Texto de lectura
Supongo que los setenta no fueron, en términos de represión sexual, tan duros como los cuarenta de la novela. Sin embargo, yo venía del tardofranquismo y una educación enfermizamente obsesionada con el sexto mandamiento y había caído en una sociedad tremendamente machista e hipócrita, en la que los niños de buenas familias podían desfogarse en burdeles pero habían de "respetar" a sus enamoradas. Dado que no me había atrevido a visitar ningún burdel y que para entonces sólo había tenido una enamorada que parecía considerar desagradable cualquier connotación sexual (no hablemos ya de actos concretos), no creo que mi situación anímica y mis perspectivas al respecto fueran muy distintas de las de Stingo. Lo cierto es que durante primera "cita" con Jessica, en la que aparenté una madurez y experiencia que distaba de poseer (al menos así me lo creí), recargué las baterías de mi libido tanto o más que Stingo en Coney Island y, como él, me despedí con la seguridad de que la próxima vez habría entre nosotros algo más que palabras.
Porque esa tarde en el Regatas sólo había habido un par de apretones de manos, casi como al descuido. No me pidió que le diera crema por la espalda, como hizo Leslie. Tampoco me dijo nada tan directo como que pensaba que yo podría producir un orgasmo de campeonato a cualquier chica (palabras de Leslie a Stingo), aunque sí recuerdo que también hablamos de orgamos. Pero hubo más que suficientes palabras, gestos, miradas, sonrisas y hasta vibraciones de energía sexual como para que me quedase meridianamente claro que algo había de pasar; que por fin ese algo me iba a pasar a mí y, para que el premio fuese el gordo, iba a ser con esa preciosidad rubia y voluptuosa. Durante la conversación ya habíamos comprobado que vivíamos muy cerca el uno del otro (al lado del Golf de San isidro) y, al despedirnos, Jessica me propuso, con naturalidad admirable, que fuera a visitarla al día siguiente. También Stingo se despidió seguro de que iba a tener plan y concretando una visita a la casa de Leslie, aunque él hubo de esperar unos días más que yo.
CATEGORÍA: Literaturas y Recuerdos
Al terminar pensé, "buenísimo,pero se queda en lo mejor..." Después vi que es la 1° parte. Quedo esperando la continuación. Un beso
ResponderEliminarBueno belleza, ya he teminado mi lista de felicitaciones, las cervezas y las papas fritas, y te he dejado el último por eso de la "cercanía hace confianza" que me acabo de inventar.

Instrucciones de la tarea
Reproduce tal cual un fragmento del texto de lectura, empezando en "CATEGORÍA: Literaturas y" y terminando en "acabo de inventar.".

Información extraída
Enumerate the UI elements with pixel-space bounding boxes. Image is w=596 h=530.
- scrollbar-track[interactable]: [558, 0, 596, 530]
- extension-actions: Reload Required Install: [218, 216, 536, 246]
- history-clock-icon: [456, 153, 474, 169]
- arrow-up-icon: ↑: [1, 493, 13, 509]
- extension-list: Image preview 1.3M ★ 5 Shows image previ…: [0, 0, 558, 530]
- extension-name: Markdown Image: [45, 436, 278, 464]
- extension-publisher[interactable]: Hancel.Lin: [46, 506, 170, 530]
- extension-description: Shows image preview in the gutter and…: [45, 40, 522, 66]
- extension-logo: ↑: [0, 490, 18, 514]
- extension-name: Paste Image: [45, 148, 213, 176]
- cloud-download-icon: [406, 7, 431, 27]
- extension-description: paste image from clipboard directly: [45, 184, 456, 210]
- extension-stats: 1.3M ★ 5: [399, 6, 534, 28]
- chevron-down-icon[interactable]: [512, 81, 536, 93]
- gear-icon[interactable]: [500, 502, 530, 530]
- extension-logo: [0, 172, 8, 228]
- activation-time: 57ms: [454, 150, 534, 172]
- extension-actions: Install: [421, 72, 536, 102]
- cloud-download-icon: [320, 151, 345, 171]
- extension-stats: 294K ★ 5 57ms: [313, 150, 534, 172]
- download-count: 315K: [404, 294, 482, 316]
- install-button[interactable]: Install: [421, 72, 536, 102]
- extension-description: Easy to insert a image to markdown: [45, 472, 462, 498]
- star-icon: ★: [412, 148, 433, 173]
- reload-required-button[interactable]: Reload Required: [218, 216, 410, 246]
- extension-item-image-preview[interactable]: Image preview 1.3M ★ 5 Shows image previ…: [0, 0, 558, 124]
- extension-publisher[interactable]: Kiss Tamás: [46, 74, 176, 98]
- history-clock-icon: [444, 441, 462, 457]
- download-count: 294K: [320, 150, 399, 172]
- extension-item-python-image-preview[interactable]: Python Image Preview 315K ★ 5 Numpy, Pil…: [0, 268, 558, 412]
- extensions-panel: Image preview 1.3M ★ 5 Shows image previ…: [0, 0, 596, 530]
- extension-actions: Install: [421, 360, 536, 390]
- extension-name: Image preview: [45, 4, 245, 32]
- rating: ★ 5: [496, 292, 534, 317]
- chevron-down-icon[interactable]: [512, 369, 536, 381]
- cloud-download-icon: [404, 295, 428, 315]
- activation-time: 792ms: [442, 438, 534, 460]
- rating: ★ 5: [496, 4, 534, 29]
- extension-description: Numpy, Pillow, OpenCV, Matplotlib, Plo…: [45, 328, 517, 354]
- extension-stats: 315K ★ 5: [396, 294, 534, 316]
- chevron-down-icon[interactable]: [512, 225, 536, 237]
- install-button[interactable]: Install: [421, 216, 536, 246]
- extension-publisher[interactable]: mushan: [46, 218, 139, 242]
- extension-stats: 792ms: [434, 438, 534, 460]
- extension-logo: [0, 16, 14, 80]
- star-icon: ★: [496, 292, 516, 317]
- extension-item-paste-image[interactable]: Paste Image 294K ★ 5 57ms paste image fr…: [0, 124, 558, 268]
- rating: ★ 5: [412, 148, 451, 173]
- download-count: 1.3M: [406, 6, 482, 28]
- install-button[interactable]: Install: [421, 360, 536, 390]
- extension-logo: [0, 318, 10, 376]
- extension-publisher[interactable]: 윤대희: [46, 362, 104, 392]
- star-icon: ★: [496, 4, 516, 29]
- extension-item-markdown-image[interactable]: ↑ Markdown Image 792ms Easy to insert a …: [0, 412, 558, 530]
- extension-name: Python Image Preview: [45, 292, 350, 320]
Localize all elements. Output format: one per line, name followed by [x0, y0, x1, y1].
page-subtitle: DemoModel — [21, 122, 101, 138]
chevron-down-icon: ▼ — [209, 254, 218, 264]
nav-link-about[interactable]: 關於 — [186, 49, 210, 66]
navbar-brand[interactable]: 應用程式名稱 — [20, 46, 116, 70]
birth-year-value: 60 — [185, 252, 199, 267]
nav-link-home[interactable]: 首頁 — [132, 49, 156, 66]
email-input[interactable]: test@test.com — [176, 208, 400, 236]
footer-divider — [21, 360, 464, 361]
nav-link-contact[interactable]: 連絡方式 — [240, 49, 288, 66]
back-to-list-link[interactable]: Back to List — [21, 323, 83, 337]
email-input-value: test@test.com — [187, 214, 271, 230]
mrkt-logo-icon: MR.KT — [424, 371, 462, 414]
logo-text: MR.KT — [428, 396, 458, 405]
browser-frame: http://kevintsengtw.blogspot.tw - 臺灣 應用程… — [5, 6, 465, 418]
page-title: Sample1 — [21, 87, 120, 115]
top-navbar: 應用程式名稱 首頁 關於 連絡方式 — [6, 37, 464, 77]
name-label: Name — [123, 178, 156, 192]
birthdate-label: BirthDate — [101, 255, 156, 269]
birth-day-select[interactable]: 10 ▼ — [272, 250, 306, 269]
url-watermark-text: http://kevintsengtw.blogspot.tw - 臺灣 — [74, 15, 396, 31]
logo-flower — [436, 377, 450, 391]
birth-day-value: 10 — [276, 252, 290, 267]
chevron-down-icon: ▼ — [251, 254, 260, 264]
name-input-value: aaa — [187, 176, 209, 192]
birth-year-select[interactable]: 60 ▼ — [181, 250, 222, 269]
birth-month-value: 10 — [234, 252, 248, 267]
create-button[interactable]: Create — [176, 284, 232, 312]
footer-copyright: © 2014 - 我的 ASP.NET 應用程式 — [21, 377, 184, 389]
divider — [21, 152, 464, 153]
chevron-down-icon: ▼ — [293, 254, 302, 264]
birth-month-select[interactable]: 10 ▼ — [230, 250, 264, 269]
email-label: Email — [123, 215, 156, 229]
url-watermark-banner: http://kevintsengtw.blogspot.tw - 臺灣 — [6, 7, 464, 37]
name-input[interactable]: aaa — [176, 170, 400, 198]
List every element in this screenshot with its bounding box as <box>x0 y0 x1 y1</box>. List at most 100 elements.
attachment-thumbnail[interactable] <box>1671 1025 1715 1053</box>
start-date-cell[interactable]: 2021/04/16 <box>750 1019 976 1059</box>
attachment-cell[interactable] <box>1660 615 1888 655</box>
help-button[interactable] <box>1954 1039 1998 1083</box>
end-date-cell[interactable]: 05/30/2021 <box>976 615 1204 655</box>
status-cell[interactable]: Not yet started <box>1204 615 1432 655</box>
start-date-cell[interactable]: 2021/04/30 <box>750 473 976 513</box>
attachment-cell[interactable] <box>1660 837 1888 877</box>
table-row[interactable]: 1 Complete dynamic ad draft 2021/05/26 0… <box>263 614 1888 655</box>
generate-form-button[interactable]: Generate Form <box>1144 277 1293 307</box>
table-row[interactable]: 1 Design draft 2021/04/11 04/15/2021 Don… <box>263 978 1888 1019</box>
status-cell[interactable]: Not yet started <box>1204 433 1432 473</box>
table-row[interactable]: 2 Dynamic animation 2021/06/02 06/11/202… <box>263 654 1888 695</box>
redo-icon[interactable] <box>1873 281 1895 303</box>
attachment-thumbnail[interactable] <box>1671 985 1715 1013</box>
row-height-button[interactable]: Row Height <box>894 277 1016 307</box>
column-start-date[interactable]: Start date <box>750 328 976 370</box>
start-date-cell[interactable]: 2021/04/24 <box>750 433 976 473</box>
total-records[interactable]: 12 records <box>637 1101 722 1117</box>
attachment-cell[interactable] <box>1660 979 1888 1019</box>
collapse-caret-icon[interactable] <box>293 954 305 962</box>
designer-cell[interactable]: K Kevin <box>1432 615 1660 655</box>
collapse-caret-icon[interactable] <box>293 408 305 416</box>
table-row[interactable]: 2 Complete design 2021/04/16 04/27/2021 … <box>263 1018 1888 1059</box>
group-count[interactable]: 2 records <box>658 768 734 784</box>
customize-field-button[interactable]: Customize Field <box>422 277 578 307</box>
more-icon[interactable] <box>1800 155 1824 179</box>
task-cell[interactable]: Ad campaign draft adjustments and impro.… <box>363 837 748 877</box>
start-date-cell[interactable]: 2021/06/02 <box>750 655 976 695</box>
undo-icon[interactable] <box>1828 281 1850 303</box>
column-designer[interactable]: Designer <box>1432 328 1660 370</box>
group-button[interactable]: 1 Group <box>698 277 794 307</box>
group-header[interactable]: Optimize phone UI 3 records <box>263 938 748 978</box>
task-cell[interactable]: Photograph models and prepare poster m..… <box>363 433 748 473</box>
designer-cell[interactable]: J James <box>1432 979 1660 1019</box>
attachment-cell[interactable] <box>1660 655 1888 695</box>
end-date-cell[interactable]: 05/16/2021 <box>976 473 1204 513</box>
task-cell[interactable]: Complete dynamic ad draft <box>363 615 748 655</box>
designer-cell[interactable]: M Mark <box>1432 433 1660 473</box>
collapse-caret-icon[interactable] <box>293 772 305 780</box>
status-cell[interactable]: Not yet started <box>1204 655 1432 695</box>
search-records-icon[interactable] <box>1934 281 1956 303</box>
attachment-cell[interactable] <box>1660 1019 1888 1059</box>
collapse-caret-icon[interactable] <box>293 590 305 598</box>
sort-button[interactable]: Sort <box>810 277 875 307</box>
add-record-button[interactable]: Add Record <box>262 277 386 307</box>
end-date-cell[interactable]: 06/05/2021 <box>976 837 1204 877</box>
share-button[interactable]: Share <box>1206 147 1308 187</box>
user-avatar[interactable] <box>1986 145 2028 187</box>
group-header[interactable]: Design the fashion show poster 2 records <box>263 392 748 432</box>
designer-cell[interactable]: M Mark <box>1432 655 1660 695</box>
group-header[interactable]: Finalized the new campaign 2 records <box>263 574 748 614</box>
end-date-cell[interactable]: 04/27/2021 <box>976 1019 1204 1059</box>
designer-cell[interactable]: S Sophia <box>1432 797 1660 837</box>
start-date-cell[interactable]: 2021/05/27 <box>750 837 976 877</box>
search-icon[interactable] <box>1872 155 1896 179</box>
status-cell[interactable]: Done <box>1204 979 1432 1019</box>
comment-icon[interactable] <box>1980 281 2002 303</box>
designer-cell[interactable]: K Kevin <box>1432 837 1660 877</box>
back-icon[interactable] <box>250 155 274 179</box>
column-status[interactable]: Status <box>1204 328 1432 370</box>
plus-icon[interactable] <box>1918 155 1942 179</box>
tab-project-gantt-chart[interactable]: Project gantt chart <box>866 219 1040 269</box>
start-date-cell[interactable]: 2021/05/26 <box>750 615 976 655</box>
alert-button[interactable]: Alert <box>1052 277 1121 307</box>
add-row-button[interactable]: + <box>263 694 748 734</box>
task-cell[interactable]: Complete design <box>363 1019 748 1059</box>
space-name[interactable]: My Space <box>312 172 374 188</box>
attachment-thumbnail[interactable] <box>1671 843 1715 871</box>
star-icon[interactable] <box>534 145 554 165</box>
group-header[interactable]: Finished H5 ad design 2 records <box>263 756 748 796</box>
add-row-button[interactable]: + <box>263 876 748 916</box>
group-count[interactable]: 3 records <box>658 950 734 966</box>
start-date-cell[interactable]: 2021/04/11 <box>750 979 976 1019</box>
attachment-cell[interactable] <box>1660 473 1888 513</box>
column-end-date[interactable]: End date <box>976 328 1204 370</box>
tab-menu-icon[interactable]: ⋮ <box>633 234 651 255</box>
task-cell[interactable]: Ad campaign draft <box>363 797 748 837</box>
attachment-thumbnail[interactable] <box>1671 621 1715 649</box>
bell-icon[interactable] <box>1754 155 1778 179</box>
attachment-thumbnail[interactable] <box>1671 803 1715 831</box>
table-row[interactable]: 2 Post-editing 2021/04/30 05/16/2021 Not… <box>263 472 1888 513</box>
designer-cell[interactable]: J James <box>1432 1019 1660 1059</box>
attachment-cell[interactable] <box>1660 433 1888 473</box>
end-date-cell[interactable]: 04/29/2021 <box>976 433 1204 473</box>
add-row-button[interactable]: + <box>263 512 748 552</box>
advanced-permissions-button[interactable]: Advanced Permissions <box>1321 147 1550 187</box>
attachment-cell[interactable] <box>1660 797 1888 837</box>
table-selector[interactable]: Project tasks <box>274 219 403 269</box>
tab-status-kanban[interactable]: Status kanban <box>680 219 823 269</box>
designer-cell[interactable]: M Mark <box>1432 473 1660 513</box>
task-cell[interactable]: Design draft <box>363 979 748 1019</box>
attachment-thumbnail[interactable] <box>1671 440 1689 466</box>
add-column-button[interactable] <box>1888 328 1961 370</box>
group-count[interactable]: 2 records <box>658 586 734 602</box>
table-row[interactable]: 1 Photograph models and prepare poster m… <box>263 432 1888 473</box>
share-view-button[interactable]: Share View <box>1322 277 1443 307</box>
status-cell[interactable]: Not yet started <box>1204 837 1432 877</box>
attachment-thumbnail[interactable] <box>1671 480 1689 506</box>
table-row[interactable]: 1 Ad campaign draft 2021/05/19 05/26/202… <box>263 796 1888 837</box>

Solución de la tarea
CATEGORÍA: Literaturas y Recuerdos
Al terminar pensé, "buenísimo,pero se queda en lo mejor..." Después vi que es la 1° parte. Quedo esperando la continuación. Un beso
ResponderEliminarBueno belleza, ya he teminado mi lista de felicitaciones, las cervezas y las papas fritas, y te he dejado el último por eso de la "cercanía hace confianza" que me acabo de inventar.